** Task to complete **
Your task is to copy the listing exactly, with the pictures left out.

[Data tied to figure images]
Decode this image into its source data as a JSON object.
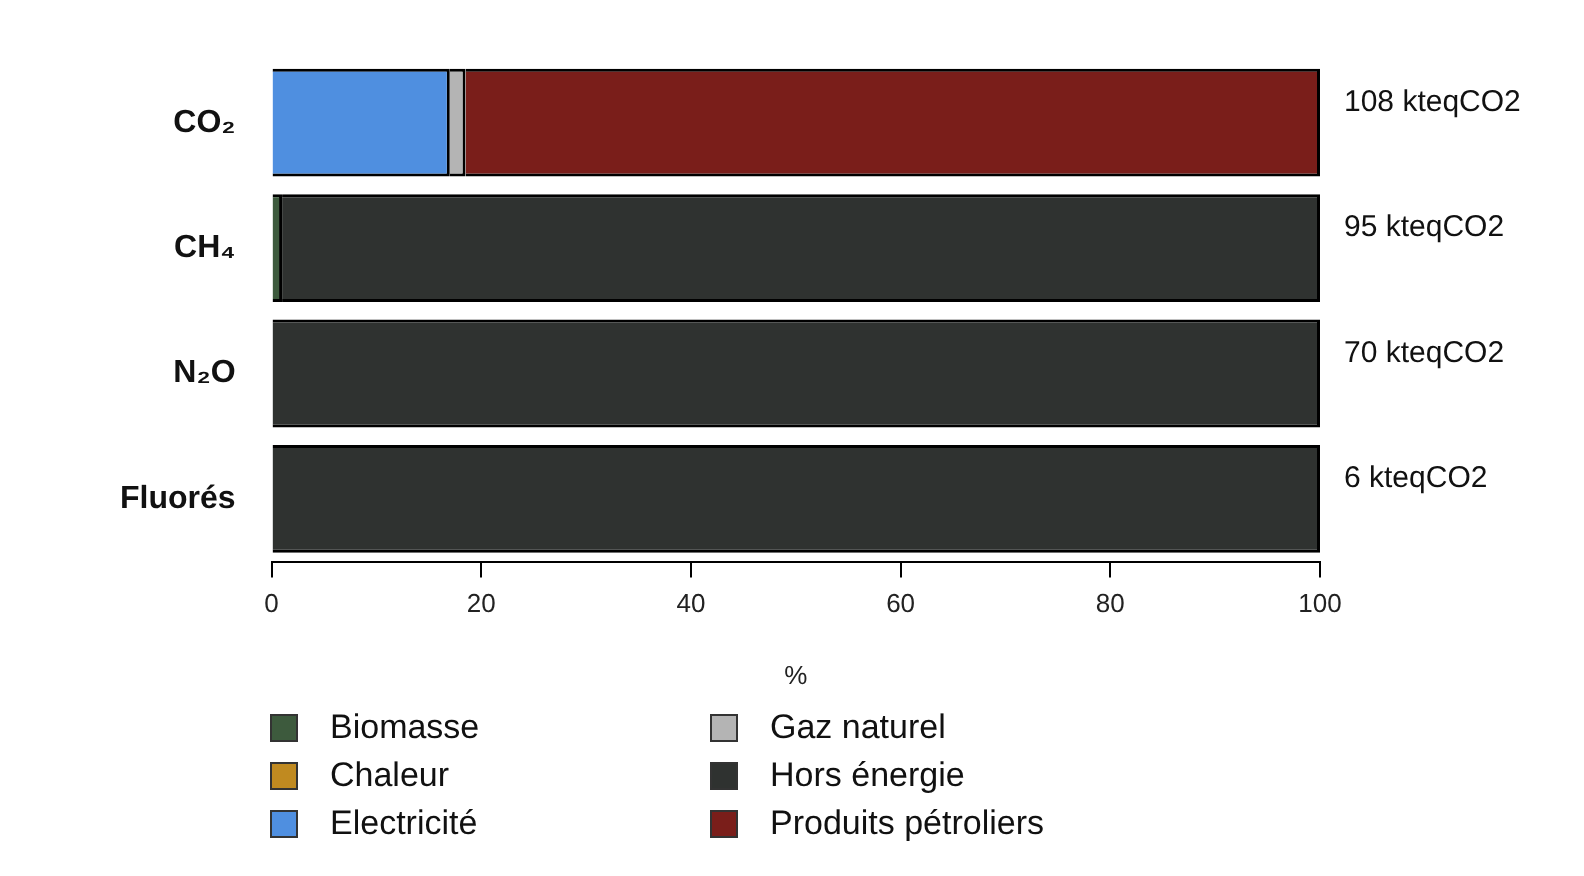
{
  "chart_data": {
    "type": "bar",
    "orientation": "horizontal",
    "stacked": true,
    "categories": [
      "CO₂",
      "CH₄",
      "N₂O",
      "Fluorés"
    ],
    "series": [
      {
        "name": "Biomasse",
        "color": "#3d5a3d",
        "values": [
          0,
          1,
          0,
          0
        ]
      },
      {
        "name": "Chaleur",
        "color": "#c08a20",
        "values": [
          0,
          0,
          0,
          0
        ]
      },
      {
        "name": "Electricité",
        "color": "#4f8fe0",
        "values": [
          17,
          0,
          0,
          0
        ]
      },
      {
        "name": "Gaz naturel",
        "color": "#b4b4b4",
        "values": [
          1.5,
          0,
          0,
          0
        ]
      },
      {
        "name": "Hors énergie",
        "color": "#2f3230",
        "values": [
          0,
          99,
          100,
          100
        ]
      },
      {
        "name": "Produits pétroliers",
        "color": "#7a1e1a",
        "values": [
          81.5,
          0,
          0,
          0
        ]
      }
    ],
    "xlim": [
      0,
      100
    ],
    "xticks": [
      0,
      20,
      40,
      60,
      80,
      100
    ],
    "xlabel": "%",
    "grid": false,
    "legend": "bottom",
    "annotations": [
      "108 kteqCO2",
      "95 kteqCO2",
      "70 kteqCO2",
      "6 kteqCO2"
    ]
  }
}
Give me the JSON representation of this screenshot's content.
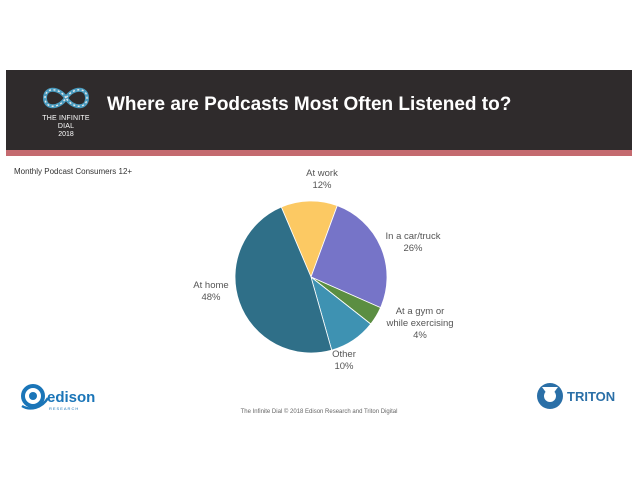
{
  "header": {
    "logo_name": "THE INFINITE DIAL",
    "logo_year": "2018",
    "title": "Where are Podcasts Most Often Listened to?"
  },
  "subtitle": "Monthly Podcast Consumers 12+",
  "footer": "The Infinite Dial   © 2018 Edison Research and Triton Digital",
  "logos": {
    "left": "edison",
    "left_sub": "RESEARCH",
    "right": "TRITON"
  },
  "colors": {
    "header_bg": "#2f2b2c",
    "accent_strip": "#c46a6f",
    "edison_blue": "#1a75b8",
    "triton_blue": "#2a6fa7"
  },
  "chart_data": {
    "type": "pie",
    "title": "Where are Podcasts Most Often Listened to?",
    "start_angle_deg": -23,
    "slices": [
      {
        "name": "At work",
        "value": 12,
        "label_lines": [
          "At work",
          "12%"
        ],
        "color": "#fcc963"
      },
      {
        "name": "In a car/truck",
        "value": 26,
        "label_lines": [
          "In a car/truck",
          "26%"
        ],
        "color": "#7674c8"
      },
      {
        "name": "At a gym or while exercising",
        "value": 4,
        "label_lines": [
          "At a gym or",
          "while exercising",
          "4%"
        ],
        "color": "#5b8e42"
      },
      {
        "name": "Other",
        "value": 10,
        "label_lines": [
          "Other",
          "10%"
        ],
        "color": "#3e92b2"
      },
      {
        "name": "At home",
        "value": 48,
        "label_lines": [
          "At home",
          "48%"
        ],
        "color": "#2f6f88"
      }
    ]
  }
}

** In response **
Decode this image into its source data as a JSON object.
{
  "chart_data": {
    "type": "bar",
    "orientation": "horizontal",
    "stacked": true,
    "categories": [
      "CO₂",
      "CH₄",
      "N₂O",
      "Fluorés"
    ],
    "series": [
      {
        "name": "Biomasse",
        "color": "#3d5a3d",
        "values": [
          0,
          1,
          0,
          0
        ]
      },
      {
        "name": "Chaleur",
        "color": "#c08a20",
        "values": [
          0,
          0,
          0,
          0
        ]
      },
      {
        "name": "Electricité",
        "color": "#4f8fe0",
        "values": [
          17,
          0,
          0,
          0
        ]
      },
      {
        "name": "Gaz naturel",
        "color": "#b4b4b4",
        "values": [
          1.5,
          0,
          0,
          0
        ]
      },
      {
        "name": "Hors énergie",
        "color": "#2f3230",
        "values": [
          0,
          99,
          100,
          100
        ]
      },
      {
        "name": "Produits pétroliers",
        "color": "#7a1e1a",
        "values": [
          81.5,
          0,
          0,
          0
        ]
      }
    ],
    "xlim": [
      0,
      100
    ],
    "xticks": [
      0,
      20,
      40,
      60,
      80,
      100
    ],
    "xlabel": "%",
    "grid": false,
    "legend": "bottom",
    "annotations": [
      "108 kteqCO2",
      "95 kteqCO2",
      "70 kteqCO2",
      "6 kteqCO2"
    ]
  }
}
Give me the JSON representation of this screenshot's content.
{
  "header": {
    "logo_name": "THE INFINITE DIAL",
    "logo_year": "2018",
    "title": "Where are Podcasts Most Often Listened to?"
  },
  "subtitle": "Monthly Podcast Consumers 12+",
  "footer": "The Infinite Dial   © 2018 Edison Research and Triton Digital",
  "logos": {
    "left": "edison",
    "left_sub": "RESEARCH",
    "right": "TRITON"
  },
  "colors": {
    "header_bg": "#2f2b2c",
    "accent_strip": "#c46a6f",
    "edison_blue": "#1a75b8",
    "triton_blue": "#2a6fa7"
  },
  "chart_data": {
    "type": "pie",
    "title": "Where are Podcasts Most Often Listened to?",
    "start_angle_deg": -23,
    "slices": [
      {
        "name": "At work",
        "value": 12,
        "label_lines": [
          "At work",
          "12%"
        ],
        "color": "#fcc963"
      },
      {
        "name": "In a car/truck",
        "value": 26,
        "label_lines": [
          "In a car/truck",
          "26%"
        ],
        "color": "#7674c8"
      },
      {
        "name": "At a gym or while exercising",
        "value": 4,
        "label_lines": [
          "At a gym or",
          "while exercising",
          "4%"
        ],
        "color": "#5b8e42"
      },
      {
        "name": "Other",
        "value": 10,
        "label_lines": [
          "Other",
          "10%"
        ],
        "color": "#3e92b2"
      },
      {
        "name": "At home",
        "value": 48,
        "label_lines": [
          "At home",
          "48%"
        ],
        "color": "#2f6f88"
      }
    ]
  }
}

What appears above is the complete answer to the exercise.